Records from a data source:

▬▬▬

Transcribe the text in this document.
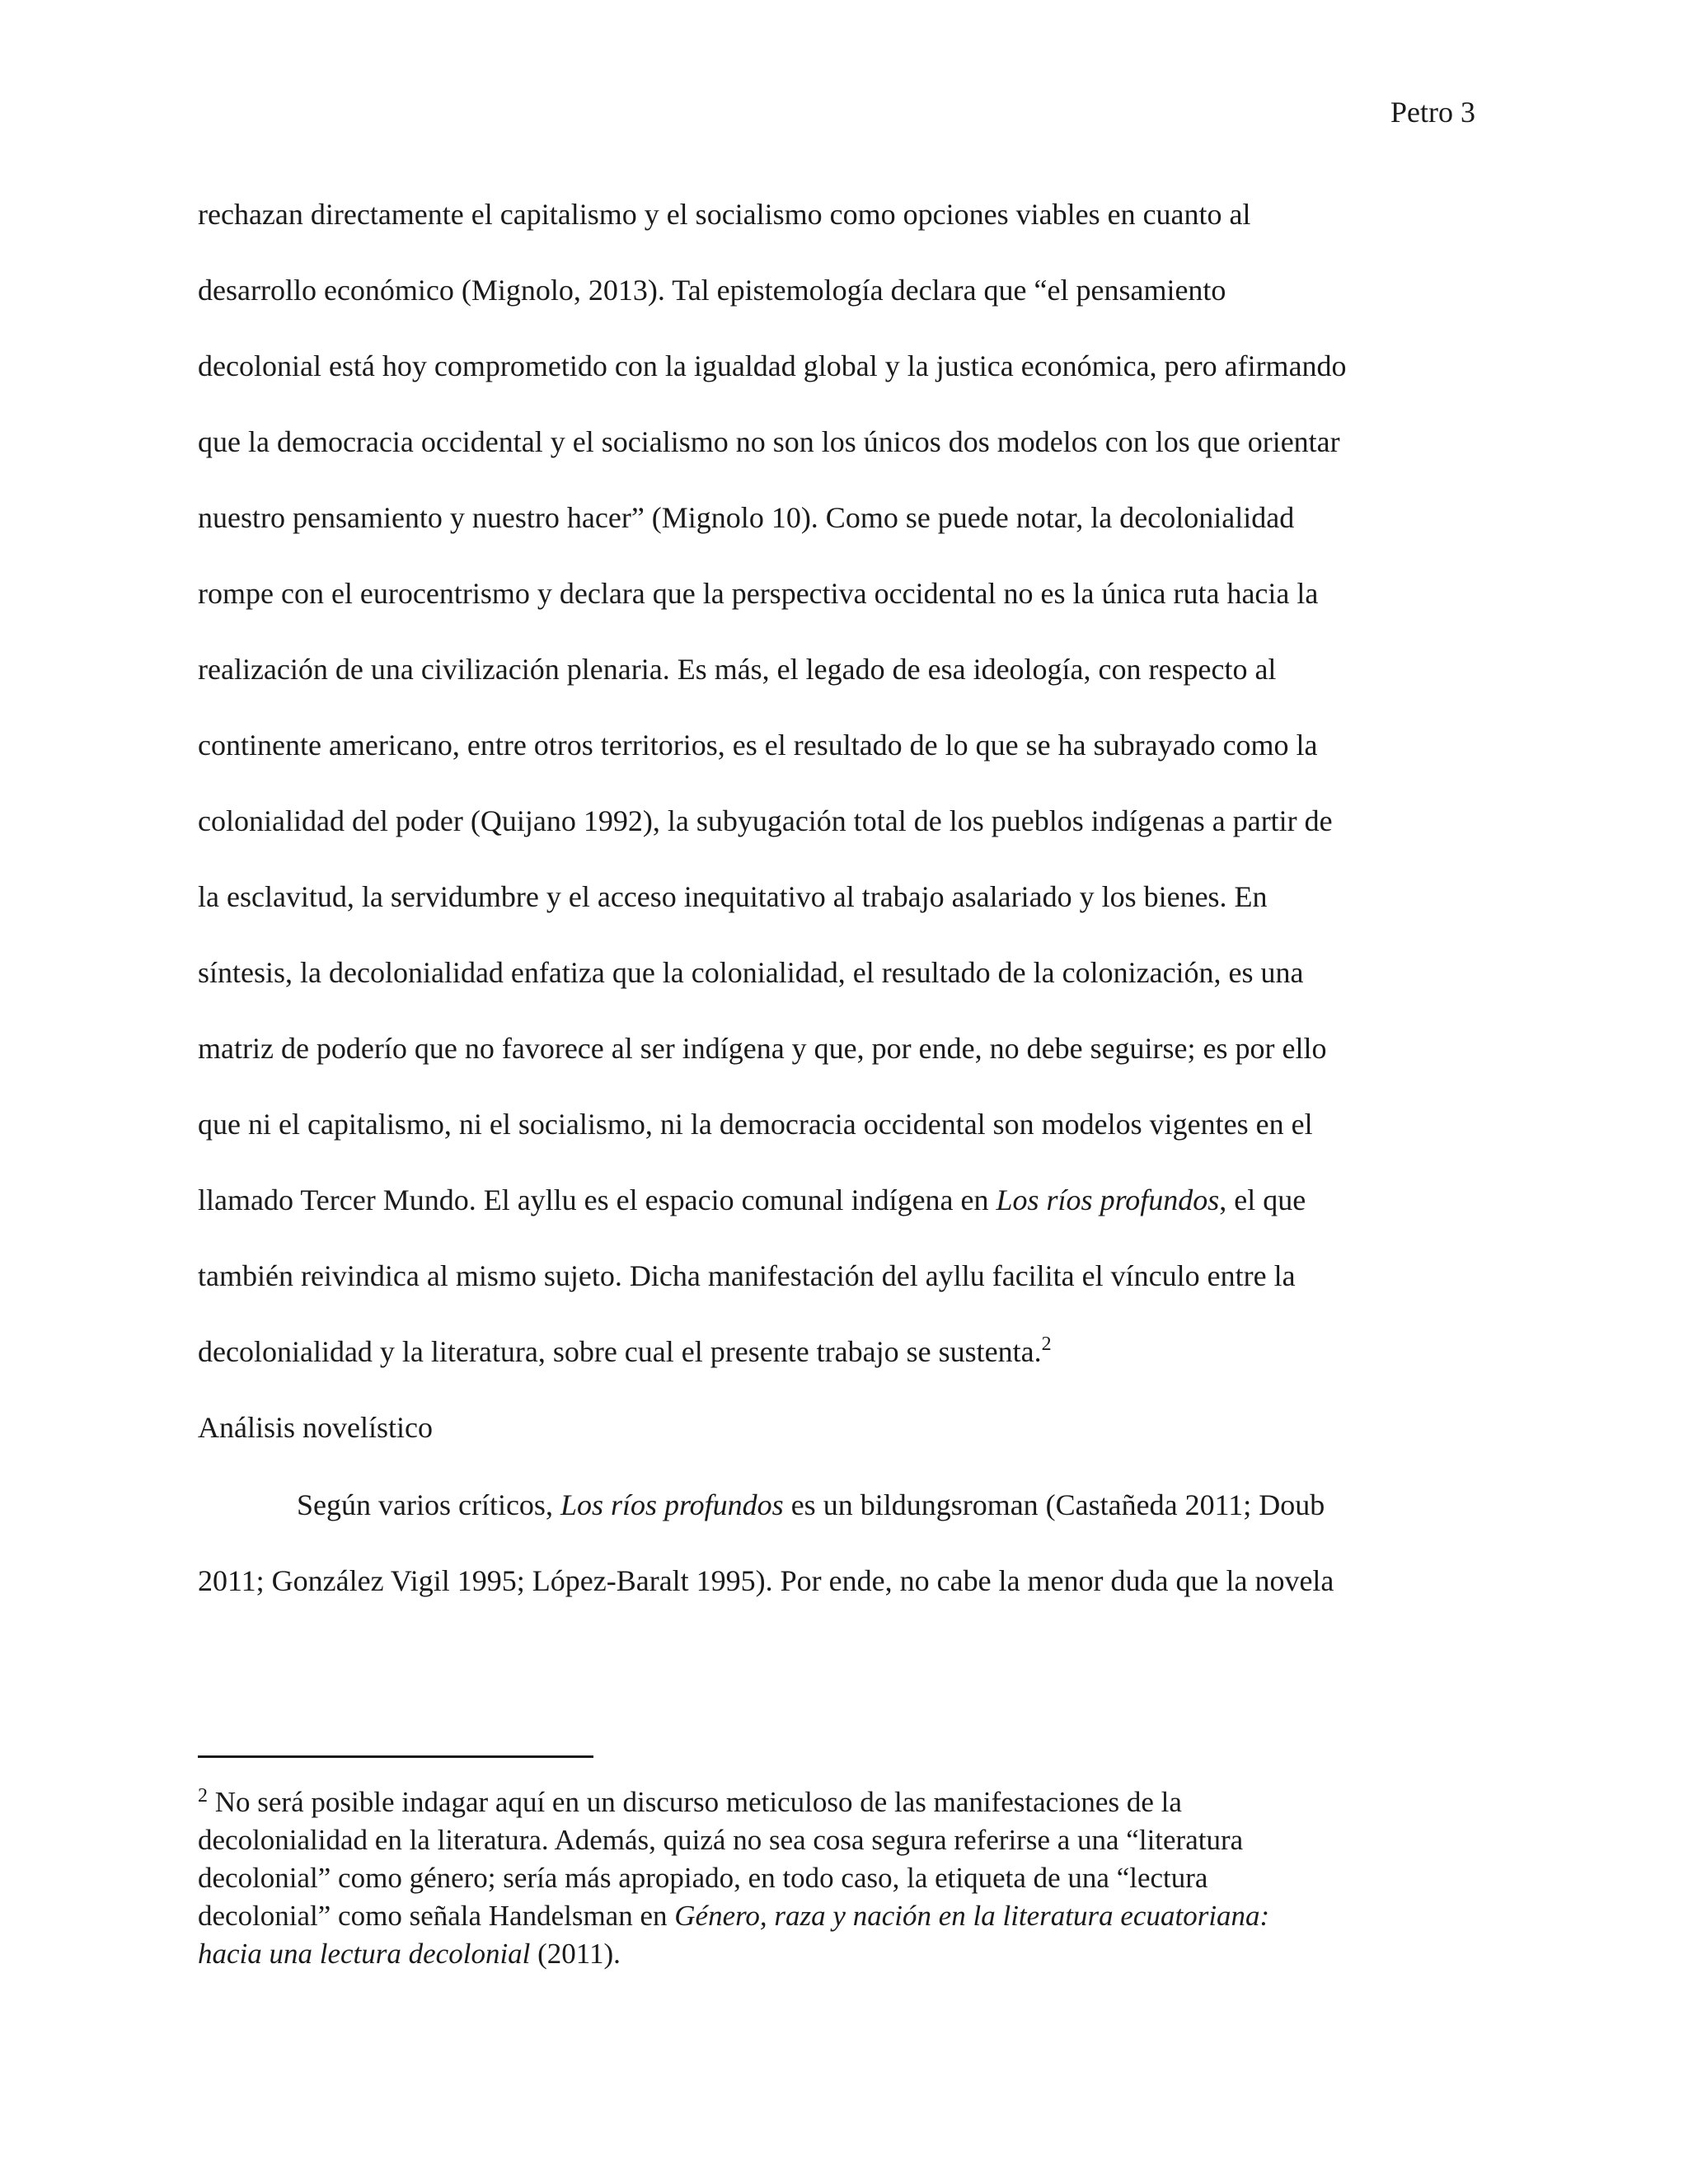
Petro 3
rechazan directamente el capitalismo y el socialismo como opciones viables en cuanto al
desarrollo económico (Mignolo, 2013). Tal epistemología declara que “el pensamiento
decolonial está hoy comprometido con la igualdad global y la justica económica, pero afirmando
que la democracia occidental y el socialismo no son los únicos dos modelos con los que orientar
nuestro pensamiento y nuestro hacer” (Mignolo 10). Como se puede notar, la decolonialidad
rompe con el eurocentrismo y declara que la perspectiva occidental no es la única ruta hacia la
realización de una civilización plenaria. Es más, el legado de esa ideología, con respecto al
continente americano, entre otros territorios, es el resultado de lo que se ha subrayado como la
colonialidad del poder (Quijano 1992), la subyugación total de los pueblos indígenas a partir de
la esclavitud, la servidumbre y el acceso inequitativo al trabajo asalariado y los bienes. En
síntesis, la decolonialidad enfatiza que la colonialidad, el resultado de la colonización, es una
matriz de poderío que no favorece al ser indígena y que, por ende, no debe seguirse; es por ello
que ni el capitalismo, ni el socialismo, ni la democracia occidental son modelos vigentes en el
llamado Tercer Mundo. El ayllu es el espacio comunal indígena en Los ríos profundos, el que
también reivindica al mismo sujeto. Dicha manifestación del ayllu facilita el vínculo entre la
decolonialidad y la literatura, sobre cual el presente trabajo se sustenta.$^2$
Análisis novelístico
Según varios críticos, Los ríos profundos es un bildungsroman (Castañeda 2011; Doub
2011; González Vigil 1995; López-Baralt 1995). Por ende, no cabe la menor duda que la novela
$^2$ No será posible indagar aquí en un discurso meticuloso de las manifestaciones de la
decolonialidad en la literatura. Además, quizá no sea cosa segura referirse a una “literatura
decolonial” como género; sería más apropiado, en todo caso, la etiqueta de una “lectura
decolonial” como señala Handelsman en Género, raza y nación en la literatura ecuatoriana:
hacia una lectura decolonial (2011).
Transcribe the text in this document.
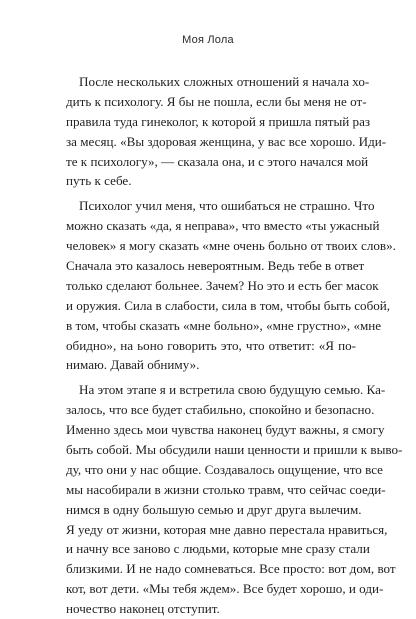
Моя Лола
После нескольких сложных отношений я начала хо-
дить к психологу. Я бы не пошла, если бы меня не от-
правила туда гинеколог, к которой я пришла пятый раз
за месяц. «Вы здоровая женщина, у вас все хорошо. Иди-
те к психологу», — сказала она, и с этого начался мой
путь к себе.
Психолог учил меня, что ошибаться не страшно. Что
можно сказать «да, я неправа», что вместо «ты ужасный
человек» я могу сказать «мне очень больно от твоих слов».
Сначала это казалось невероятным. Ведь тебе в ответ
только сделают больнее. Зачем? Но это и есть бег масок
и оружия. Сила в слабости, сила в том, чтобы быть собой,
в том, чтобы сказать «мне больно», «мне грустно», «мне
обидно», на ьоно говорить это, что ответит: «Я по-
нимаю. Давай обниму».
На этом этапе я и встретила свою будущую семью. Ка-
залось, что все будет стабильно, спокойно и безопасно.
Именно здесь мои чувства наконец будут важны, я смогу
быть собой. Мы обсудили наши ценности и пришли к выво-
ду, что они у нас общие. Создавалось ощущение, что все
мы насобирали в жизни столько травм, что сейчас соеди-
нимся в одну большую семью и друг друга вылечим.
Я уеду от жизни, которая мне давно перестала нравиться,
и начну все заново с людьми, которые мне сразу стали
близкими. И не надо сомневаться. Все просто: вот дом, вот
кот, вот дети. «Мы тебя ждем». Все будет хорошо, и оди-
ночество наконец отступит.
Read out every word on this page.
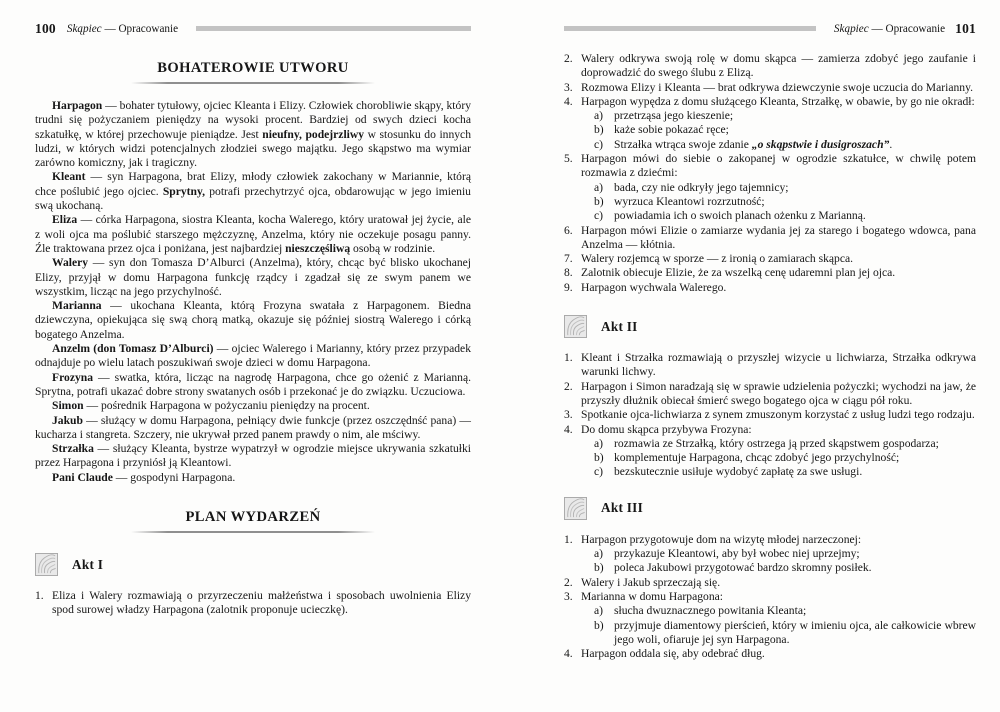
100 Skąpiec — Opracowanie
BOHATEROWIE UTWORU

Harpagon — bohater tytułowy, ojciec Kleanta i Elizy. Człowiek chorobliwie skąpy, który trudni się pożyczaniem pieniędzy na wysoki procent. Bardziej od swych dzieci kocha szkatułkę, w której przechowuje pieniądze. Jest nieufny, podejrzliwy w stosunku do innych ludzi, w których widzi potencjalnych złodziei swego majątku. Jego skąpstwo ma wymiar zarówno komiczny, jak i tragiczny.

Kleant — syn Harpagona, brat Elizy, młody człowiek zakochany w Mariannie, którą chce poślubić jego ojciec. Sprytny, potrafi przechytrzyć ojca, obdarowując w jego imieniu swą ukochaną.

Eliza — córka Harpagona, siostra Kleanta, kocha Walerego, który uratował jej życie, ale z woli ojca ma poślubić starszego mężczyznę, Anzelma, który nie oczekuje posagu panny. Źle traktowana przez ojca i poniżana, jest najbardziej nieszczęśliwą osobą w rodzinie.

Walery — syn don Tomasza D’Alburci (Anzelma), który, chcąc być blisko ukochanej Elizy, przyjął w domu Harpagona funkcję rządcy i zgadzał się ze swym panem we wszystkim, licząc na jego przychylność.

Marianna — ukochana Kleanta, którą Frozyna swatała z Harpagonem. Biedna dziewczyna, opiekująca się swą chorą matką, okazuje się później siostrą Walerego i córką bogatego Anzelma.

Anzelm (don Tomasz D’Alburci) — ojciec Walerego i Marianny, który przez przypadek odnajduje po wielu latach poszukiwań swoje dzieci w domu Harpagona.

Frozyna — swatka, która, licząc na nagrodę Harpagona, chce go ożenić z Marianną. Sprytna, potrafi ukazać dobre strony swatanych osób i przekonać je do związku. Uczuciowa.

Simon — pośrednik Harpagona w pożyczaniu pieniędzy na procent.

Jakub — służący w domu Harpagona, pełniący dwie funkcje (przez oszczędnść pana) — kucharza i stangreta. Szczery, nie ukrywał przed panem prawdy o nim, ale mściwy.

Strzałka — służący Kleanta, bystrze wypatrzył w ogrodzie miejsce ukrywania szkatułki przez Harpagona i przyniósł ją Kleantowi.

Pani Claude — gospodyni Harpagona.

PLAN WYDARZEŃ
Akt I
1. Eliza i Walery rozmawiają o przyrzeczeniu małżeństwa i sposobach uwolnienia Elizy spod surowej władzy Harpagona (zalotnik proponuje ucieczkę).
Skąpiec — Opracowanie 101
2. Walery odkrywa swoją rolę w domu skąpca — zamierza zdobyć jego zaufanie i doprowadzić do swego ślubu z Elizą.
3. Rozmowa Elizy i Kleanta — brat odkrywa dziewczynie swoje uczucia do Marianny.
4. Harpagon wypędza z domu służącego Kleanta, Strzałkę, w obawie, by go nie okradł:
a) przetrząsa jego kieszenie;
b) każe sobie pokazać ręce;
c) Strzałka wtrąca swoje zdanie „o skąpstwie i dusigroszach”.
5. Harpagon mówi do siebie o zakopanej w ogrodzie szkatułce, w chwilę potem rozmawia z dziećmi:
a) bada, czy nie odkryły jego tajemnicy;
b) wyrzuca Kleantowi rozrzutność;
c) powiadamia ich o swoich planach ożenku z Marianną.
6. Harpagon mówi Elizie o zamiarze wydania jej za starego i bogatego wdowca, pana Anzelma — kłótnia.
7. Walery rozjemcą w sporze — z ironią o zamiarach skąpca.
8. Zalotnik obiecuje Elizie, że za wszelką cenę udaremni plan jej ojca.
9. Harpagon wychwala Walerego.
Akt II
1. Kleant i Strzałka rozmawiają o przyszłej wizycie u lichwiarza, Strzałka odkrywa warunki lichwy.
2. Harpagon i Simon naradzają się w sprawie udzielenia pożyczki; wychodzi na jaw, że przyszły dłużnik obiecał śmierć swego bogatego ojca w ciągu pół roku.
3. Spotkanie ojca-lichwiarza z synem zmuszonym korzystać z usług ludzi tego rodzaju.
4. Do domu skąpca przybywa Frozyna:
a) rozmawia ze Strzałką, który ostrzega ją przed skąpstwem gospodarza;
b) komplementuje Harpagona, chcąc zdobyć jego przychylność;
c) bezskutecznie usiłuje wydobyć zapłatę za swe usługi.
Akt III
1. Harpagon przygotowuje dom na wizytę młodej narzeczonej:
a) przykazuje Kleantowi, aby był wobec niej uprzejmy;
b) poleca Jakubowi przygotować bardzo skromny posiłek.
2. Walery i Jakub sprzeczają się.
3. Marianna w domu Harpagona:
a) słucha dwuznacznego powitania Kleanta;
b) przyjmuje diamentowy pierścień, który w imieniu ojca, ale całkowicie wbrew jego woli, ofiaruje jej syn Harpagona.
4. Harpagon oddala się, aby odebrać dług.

▬▬▬

### [TO DO]
Using the listing above, pick out each line that contains the word "przychylność", then copy it.

### [WRITTEN RESPONSE]
Walery — syn don Tomasza D’Alburci (Anzelma), który, chcąc być blisko ukochanej Elizy, przyjął w domu Harpagona funkcję rządcy i zgadzał się ze swym panem we wszystkim, licząc na jego przychylność.
b) komplementuje Harpagona, chcąc zdobyć jego przychylność;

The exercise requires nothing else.